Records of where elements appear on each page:
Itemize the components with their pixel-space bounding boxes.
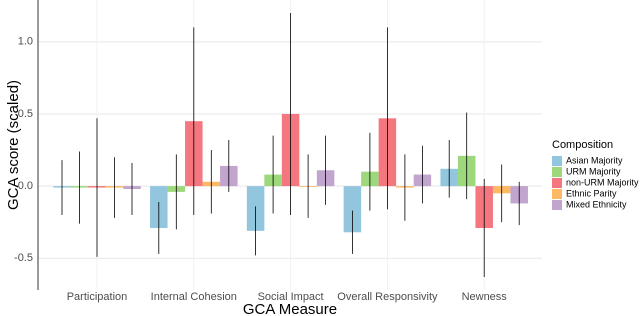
x-tick-label: Newness xyxy=(462,291,508,303)
y-tick-label: -0.5 xyxy=(14,252,33,264)
legend-label: URM Majority xyxy=(566,166,621,176)
legend-label: Asian Majority xyxy=(566,155,623,165)
legend-swatch xyxy=(552,156,562,166)
legend-title: Composition xyxy=(552,139,613,151)
legend-label: Ethnic Parity xyxy=(566,188,617,198)
legend-label: non-URM Majority xyxy=(566,177,639,187)
bar xyxy=(343,186,362,233)
legend-swatch xyxy=(552,167,562,177)
x-tick-label: Overall Responsivity xyxy=(337,291,438,303)
legend-swatch xyxy=(552,200,562,210)
y-tick-label: 0.0 xyxy=(18,180,33,192)
x-tick-label: Internal Cohesion xyxy=(151,291,237,303)
y-tick-label: 1.0 xyxy=(18,36,33,48)
y-tick-label: 0.5 xyxy=(18,108,33,120)
x-tick-label: Social Impact xyxy=(258,291,324,303)
legend-label: Mixed Ethnicity xyxy=(566,199,627,209)
y-axis-title: GCA score (scaled) xyxy=(5,80,22,210)
x-axis-title: GCA Measure xyxy=(243,301,337,316)
legend-swatch xyxy=(552,189,562,199)
legend-swatch xyxy=(552,178,562,188)
x-tick-label: Participation xyxy=(67,291,128,303)
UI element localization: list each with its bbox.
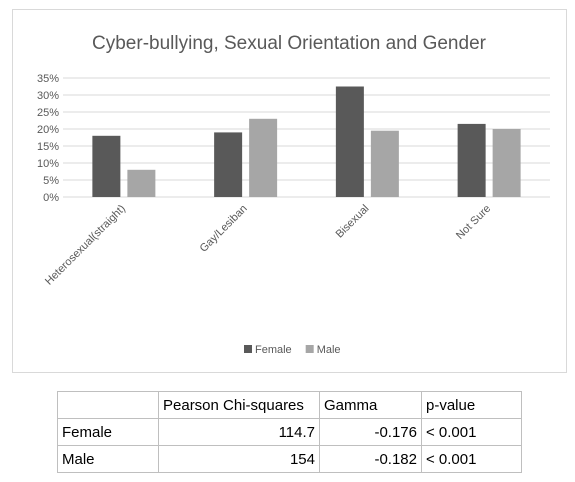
- bar-male: [492, 129, 521, 197]
- y-tick-label: 15%: [37, 141, 59, 153]
- table-header-cell: Gamma: [319, 391, 422, 419]
- bar-male: [249, 118, 278, 197]
- legend-swatch-female: [244, 345, 252, 353]
- legend: Female Male: [244, 344, 341, 356]
- legend-swatch-male: [305, 345, 314, 353]
- table-header-cell: Pearson Chi-squares: [158, 391, 320, 419]
- statistics-table: Pearson Chi-squares Gamma p-value Female…: [57, 391, 522, 473]
- x-tick-label: Bisexual: [334, 203, 372, 241]
- bar-female: [214, 132, 243, 197]
- table-header-cell: [57, 391, 159, 419]
- table-cell: < 0.001: [421, 418, 522, 446]
- table-header-cell: p-value: [421, 391, 522, 419]
- table-header-row: Pearson Chi-squares Gamma p-value: [57, 391, 522, 419]
- y-tick-label: 10%: [37, 158, 59, 170]
- legend-label: Male: [317, 344, 341, 356]
- y-axis-ticks: 0% 5% 10% 15% 20% 25% 30% 35%: [37, 73, 59, 204]
- table-row: Male 154 -0.182 < 0.001: [57, 445, 522, 473]
- bar-male: [370, 130, 399, 197]
- bar-female: [92, 135, 121, 197]
- y-tick-label: 20%: [37, 124, 59, 136]
- table-cell: 114.7: [158, 418, 320, 446]
- bar-female: [457, 123, 486, 197]
- y-tick-label: 25%: [37, 107, 59, 119]
- y-tick-label: 30%: [37, 90, 59, 102]
- y-tick-label: 35%: [37, 73, 59, 85]
- bars: [92, 86, 521, 197]
- table-cell: -0.176: [319, 418, 422, 446]
- chart-frame: Cyber-bullying, Sexual Orientation and G…: [12, 9, 567, 373]
- x-axis-ticks: Heterosexual(straight) Gay/Lesiban Bisexua…: [43, 203, 493, 288]
- x-tick-label: Not Sure: [454, 203, 493, 242]
- table-cell: -0.182: [319, 445, 422, 473]
- table-row: Female 114.7 -0.176 < 0.001: [57, 418, 522, 446]
- table-row-label: Male: [57, 445, 159, 473]
- chart-title: Cyber-bullying, Sexual Orientation and G…: [92, 33, 487, 54]
- table-cell: 154: [158, 445, 320, 473]
- table-cell: < 0.001: [421, 445, 522, 473]
- x-tick-label: Heterosexual(straight): [43, 203, 128, 288]
- bar-female: [335, 86, 364, 197]
- legend-label: Female: [255, 344, 292, 356]
- bar-male: [127, 169, 156, 197]
- y-tick-label: 5%: [43, 175, 59, 187]
- table-row-label: Female: [57, 418, 159, 446]
- x-tick-label: Gay/Lesiban: [198, 203, 250, 255]
- bar-chart: Cyber-bullying, Sexual Orientation and G…: [37, 33, 550, 356]
- y-tick-label: 0%: [43, 192, 59, 204]
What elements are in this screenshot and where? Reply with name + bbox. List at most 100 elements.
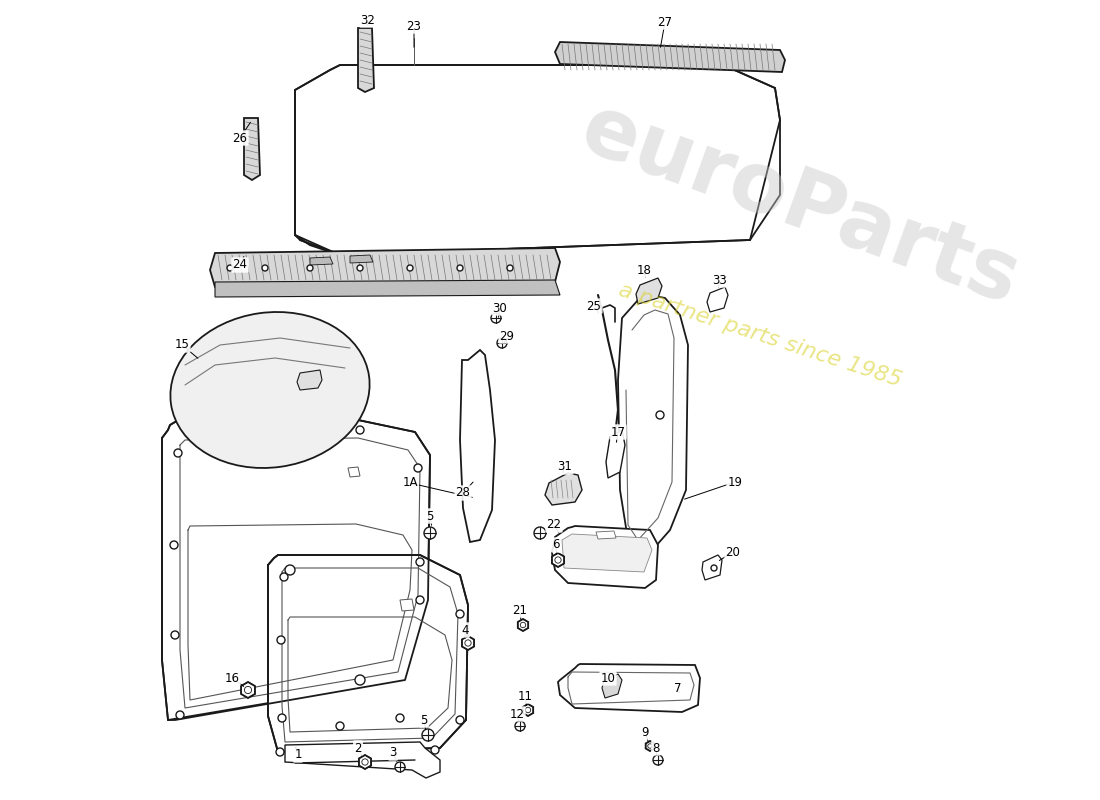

SHORT PROBLEM:
Duplicate the data above line for line, including every list of names and boxes, but leave out the picture markers.

THE ANSWER:
Itemize the components with their pixel-space bounding boxes.
x-tick-label: Newness xyxy=(462,291,508,303)
y-tick-label: -0.5 xyxy=(14,252,33,264)
legend-label: URM Majority xyxy=(566,166,621,176)
legend-label: Asian Majority xyxy=(566,155,623,165)
legend-swatch xyxy=(552,156,562,166)
legend-title: Composition xyxy=(552,139,613,151)
legend-label: Ethnic Parity xyxy=(566,188,617,198)
legend-label: non-URM Majority xyxy=(566,177,639,187)
bar xyxy=(343,186,362,233)
legend-swatch xyxy=(552,167,562,177)
x-tick-label: Overall Responsivity xyxy=(337,291,438,303)
legend-swatch xyxy=(552,200,562,210)
y-tick-label: 0.0 xyxy=(18,180,33,192)
x-tick-label: Internal Cohesion xyxy=(151,291,237,303)
y-tick-label: 1.0 xyxy=(18,36,33,48)
y-tick-label: 0.5 xyxy=(18,108,33,120)
x-tick-label: Social Impact xyxy=(258,291,324,303)
legend-label: Mixed Ethnicity xyxy=(566,199,627,209)
y-axis-title: GCA score (scaled) xyxy=(5,80,22,210)
x-axis-title: GCA Measure xyxy=(243,301,337,316)
legend-swatch xyxy=(552,189,562,199)
legend-swatch xyxy=(552,178,562,188)
x-tick-label: Participation xyxy=(67,291,128,303)
UI element localization: list each with its bbox.
- bar-male: [492, 129, 521, 197]
- y-tick-label: 15%: [37, 141, 59, 153]
- table-header-cell: Gamma: [319, 391, 422, 419]
- bar-male: [249, 118, 278, 197]
- legend-swatch-female: [244, 345, 252, 353]
- legend: Female Male: [244, 344, 341, 356]
- legend-swatch-male: [305, 345, 314, 353]
- table-header-cell: Pearson Chi-squares: [158, 391, 320, 419]
- statistics-table: Pearson Chi-squares Gamma p-value Female…: [57, 391, 522, 473]
- x-tick-label: Bisexual: [334, 203, 372, 241]
- bar-female: [214, 132, 243, 197]
- table-header-cell: [57, 391, 159, 419]
- table-cell: < 0.001: [421, 418, 522, 446]
- table-header-cell: p-value: [421, 391, 522, 419]
- table-header-row: Pearson Chi-squares Gamma p-value: [57, 391, 522, 419]
- y-tick-label: 10%: [37, 158, 59, 170]
- legend-label: Male: [317, 344, 341, 356]
- y-axis-ticks: 0% 5% 10% 15% 20% 25% 30% 35%: [37, 73, 59, 204]
- table-row: Male 154 -0.182 < 0.001: [57, 445, 522, 473]
- bar-male: [370, 130, 399, 197]
- bar-female: [92, 135, 121, 197]
- y-tick-label: 20%: [37, 124, 59, 136]
- table-cell: 114.7: [158, 418, 320, 446]
- bar-female: [457, 123, 486, 197]
- y-tick-label: 25%: [37, 107, 59, 119]
- y-tick-label: 30%: [37, 90, 59, 102]
- y-tick-label: 35%: [37, 73, 59, 85]
- bars: [92, 86, 521, 197]
- table-cell: -0.176: [319, 418, 422, 446]
- chart-frame: Cyber-bullying, Sexual Orientation and G…: [12, 9, 567, 373]
- x-axis-ticks: Heterosexual(straight) Gay/Lesiban Bisexua…: [43, 203, 493, 288]
- x-tick-label: Not Sure: [454, 203, 493, 242]
- table-cell: -0.182: [319, 445, 422, 473]
- table-row: Female 114.7 -0.176 < 0.001: [57, 418, 522, 446]
- table-row-label: Male: [57, 445, 159, 473]
- chart-title: Cyber-bullying, Sexual Orientation and G…: [92, 33, 487, 54]
- table-cell: 154: [158, 445, 320, 473]
- table-cell: < 0.001: [421, 445, 522, 473]
- x-tick-label: Heterosexual(straight): [43, 203, 128, 288]
- bar-female: [335, 86, 364, 197]
- legend-label: Female: [255, 344, 292, 356]
- bar-male: [127, 169, 156, 197]
- y-tick-label: 5%: [43, 175, 59, 187]
- table-row-label: Female: [57, 418, 159, 446]
- x-tick-label: Gay/Lesiban: [198, 203, 250, 255]
- bar-chart: Cyber-bullying, Sexual Orientation and G…: [37, 33, 550, 356]
- y-tick-label: 0%: [43, 192, 59, 204]
What elements are in this screenshot and where? Reply with name + bbox. List at most 100 elements.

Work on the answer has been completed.